In the passage on genetic variants, which gene contains the SNP that reached genome-wide significance for association with the number of KCs?

== Provided passage ==
· · ·

We evaluated the association between 81,919 common variants (MAF > 5%) and the number of KCs, to identify one genome-wide significant association of an SNP located in the EXOC3 (rs72698504) gene (Figure 1A,C and Table 2). EXOC3 is one of the components of the exocyst complex that targets vesicles for exocytosis and is involved in various physiological processes, including cell migration [62,63], autophagy [64], cell cycle [65,66], and apoptosis [67,68]. Several components of the exocyst complex are associated with carcinogenesis in various cells and tissues. Recently, EXOC3 was identified as a susceptibility locus for Barrett esophagus and esophageal adenocarcinoma [14].
Aside fro, EXOC3, the most significant SNP associated with multiple KCs, we found SNPs in the following genes CYB561, WASHC1, PITRM1-AS1, MUC8, UNC13A, IL26, ABI3BP, ZNF641, and THBS2-AS1. WASHC1 is a member of the Wiskott−Aldrich syndrome protein (WASP) family, which is involved in the regulation of actin polymerization, endosomal protein sorting, and trafficking, as well as in invasive cell migration [15,19,69,70,71,72,73,74]. It cooperates with the exocyst complex in matrix degradation via exocytosis of trans-membrane type 1 matrix metalloproteinase (MT1-MMP) at invadopodia [15].
Long non-coding RNAs (lncRNAs) such as pitrilysin metallopeptidase 1 (PITRM1)-AS1 are RNA molecules that are longer than 200 nucleotides and do not encode proteins. They often act as tumor inhibitors in case of PITRM1-AS1 by regulating autophagy and epithelial–mesenchymal transition [25]. PITRM1-AS1 has recently been shown to interact with KLF6, a transcription factor and tumor suppressor that is dysregulated in several cancers [24]. ABI gene family member 3-binding protein (ABI3BP) is involved in the regulation of actin cytoskeleton reorganization and cell movement and has been reported to act as a tumor suppressor [75,76].

· · ·

Items drawn from a dataset
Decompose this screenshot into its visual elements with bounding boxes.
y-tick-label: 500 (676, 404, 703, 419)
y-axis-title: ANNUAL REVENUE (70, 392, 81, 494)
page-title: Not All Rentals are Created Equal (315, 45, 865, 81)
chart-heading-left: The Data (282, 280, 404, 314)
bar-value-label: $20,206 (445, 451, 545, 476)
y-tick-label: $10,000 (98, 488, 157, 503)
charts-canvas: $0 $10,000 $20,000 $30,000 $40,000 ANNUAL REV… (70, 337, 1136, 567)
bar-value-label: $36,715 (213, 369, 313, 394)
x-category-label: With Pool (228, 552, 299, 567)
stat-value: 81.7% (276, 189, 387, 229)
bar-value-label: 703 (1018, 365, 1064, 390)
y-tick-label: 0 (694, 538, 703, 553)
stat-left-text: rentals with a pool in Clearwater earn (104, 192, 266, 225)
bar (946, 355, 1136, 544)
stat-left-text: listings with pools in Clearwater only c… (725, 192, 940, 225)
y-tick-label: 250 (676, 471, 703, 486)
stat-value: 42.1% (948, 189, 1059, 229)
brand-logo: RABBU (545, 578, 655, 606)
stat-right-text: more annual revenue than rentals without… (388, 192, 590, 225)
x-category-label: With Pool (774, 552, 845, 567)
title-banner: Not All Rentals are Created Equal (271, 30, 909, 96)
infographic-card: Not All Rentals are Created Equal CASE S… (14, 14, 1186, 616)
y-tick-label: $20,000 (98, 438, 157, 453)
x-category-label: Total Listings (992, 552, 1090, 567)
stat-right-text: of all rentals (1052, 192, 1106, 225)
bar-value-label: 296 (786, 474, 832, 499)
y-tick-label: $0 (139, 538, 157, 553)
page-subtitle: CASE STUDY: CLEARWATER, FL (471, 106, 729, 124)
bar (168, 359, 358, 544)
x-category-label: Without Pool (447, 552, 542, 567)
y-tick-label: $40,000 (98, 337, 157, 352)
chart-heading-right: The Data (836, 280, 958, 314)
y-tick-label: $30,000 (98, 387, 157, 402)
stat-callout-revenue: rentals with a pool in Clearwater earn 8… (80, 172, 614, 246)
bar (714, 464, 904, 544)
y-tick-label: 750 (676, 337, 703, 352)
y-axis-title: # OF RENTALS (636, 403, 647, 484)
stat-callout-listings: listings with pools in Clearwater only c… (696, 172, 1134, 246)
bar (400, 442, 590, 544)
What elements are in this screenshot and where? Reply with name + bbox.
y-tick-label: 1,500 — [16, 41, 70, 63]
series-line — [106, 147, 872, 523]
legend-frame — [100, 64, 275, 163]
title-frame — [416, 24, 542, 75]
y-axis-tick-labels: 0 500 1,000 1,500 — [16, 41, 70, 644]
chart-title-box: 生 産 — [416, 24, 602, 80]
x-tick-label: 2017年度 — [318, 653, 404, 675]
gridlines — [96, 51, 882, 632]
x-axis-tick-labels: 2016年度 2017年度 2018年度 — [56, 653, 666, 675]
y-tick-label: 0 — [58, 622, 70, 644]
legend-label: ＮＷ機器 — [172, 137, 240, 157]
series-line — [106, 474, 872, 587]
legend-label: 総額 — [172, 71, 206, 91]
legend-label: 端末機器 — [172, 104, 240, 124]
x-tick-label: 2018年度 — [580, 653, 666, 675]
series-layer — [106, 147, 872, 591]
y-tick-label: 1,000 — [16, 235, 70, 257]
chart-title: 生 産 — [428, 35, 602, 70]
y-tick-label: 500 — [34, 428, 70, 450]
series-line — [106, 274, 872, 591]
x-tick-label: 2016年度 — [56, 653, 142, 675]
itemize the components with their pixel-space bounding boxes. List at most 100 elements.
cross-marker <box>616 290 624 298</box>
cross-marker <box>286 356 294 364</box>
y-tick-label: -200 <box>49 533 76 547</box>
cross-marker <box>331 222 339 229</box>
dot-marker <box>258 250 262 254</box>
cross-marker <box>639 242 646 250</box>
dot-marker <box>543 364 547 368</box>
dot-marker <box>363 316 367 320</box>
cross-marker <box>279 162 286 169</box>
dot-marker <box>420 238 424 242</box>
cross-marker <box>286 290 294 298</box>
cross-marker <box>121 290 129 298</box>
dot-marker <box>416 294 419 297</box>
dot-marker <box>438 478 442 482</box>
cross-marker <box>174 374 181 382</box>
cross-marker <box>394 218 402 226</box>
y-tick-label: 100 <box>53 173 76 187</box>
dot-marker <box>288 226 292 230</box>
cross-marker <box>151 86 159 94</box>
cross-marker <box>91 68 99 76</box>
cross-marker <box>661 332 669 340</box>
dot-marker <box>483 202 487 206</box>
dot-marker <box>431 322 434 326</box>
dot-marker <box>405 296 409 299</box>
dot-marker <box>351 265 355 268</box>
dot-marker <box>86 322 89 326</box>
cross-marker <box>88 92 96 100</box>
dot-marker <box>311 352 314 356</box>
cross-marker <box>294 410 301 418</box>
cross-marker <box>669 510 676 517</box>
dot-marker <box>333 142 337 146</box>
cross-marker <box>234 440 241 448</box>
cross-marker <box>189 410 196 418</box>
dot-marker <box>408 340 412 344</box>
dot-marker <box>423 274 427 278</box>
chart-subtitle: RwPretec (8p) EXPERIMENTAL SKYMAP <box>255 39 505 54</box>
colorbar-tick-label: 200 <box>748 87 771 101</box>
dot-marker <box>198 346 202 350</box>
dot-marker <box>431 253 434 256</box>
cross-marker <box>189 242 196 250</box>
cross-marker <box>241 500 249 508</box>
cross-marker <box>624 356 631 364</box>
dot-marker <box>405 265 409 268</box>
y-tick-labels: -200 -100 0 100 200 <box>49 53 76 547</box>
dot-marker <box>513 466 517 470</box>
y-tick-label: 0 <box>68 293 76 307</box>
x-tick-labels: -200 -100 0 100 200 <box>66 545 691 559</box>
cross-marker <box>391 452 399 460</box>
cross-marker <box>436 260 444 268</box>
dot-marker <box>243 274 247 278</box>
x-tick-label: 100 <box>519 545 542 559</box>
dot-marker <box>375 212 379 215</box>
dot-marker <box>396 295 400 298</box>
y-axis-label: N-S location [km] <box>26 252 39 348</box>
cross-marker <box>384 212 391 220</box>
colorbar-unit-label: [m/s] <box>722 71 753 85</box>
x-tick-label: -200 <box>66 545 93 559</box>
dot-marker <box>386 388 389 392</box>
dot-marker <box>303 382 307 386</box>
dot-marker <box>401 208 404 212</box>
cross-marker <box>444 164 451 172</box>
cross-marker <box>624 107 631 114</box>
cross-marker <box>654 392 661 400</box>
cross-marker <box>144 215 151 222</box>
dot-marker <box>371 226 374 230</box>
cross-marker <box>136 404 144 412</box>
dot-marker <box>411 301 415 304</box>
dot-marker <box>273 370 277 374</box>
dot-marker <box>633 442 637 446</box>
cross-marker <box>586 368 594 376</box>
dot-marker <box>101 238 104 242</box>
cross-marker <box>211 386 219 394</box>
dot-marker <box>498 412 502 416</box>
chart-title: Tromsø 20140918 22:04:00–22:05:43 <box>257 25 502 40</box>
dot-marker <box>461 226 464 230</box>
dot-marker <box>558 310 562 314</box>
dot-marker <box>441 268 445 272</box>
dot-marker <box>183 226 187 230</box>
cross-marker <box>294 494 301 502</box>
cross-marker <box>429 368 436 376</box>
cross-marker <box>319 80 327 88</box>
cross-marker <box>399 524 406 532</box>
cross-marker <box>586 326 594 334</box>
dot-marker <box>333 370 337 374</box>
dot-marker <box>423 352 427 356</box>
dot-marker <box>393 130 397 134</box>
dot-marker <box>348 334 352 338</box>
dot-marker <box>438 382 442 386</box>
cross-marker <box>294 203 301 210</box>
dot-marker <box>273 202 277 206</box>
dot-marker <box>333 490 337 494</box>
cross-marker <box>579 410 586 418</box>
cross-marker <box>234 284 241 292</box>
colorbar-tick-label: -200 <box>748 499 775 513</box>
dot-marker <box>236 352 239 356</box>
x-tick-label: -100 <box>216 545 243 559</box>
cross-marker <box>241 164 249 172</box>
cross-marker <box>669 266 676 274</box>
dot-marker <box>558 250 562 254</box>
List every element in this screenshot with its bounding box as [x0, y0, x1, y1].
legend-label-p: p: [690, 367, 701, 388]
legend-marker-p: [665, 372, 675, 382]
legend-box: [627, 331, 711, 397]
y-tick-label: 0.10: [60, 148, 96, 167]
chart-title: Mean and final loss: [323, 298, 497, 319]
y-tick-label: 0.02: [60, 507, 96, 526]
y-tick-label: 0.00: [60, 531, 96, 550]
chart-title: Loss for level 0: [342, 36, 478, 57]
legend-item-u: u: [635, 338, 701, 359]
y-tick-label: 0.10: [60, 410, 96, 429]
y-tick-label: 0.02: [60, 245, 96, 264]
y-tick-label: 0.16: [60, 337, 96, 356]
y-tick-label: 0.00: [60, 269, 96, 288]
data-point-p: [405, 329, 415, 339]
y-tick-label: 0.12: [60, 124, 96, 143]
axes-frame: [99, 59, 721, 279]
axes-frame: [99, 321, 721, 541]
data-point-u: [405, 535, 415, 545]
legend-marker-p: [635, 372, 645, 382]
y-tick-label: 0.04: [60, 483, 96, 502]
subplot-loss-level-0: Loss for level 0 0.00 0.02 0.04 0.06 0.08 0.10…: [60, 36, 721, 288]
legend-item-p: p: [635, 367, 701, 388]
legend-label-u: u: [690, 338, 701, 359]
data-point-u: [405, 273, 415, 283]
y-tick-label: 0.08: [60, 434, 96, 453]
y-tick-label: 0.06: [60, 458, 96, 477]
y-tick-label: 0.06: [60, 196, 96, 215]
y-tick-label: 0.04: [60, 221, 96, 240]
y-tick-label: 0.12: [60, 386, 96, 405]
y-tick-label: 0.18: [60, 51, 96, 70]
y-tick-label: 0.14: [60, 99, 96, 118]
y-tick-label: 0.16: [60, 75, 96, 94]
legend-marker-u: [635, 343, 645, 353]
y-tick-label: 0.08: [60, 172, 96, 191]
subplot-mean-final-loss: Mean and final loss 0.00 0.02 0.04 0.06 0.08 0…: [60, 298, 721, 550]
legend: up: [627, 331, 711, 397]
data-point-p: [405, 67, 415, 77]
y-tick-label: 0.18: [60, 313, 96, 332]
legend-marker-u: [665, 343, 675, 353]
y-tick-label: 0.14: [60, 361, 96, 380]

· · ·

== Written answer ==
EXOC3 (rs72698504)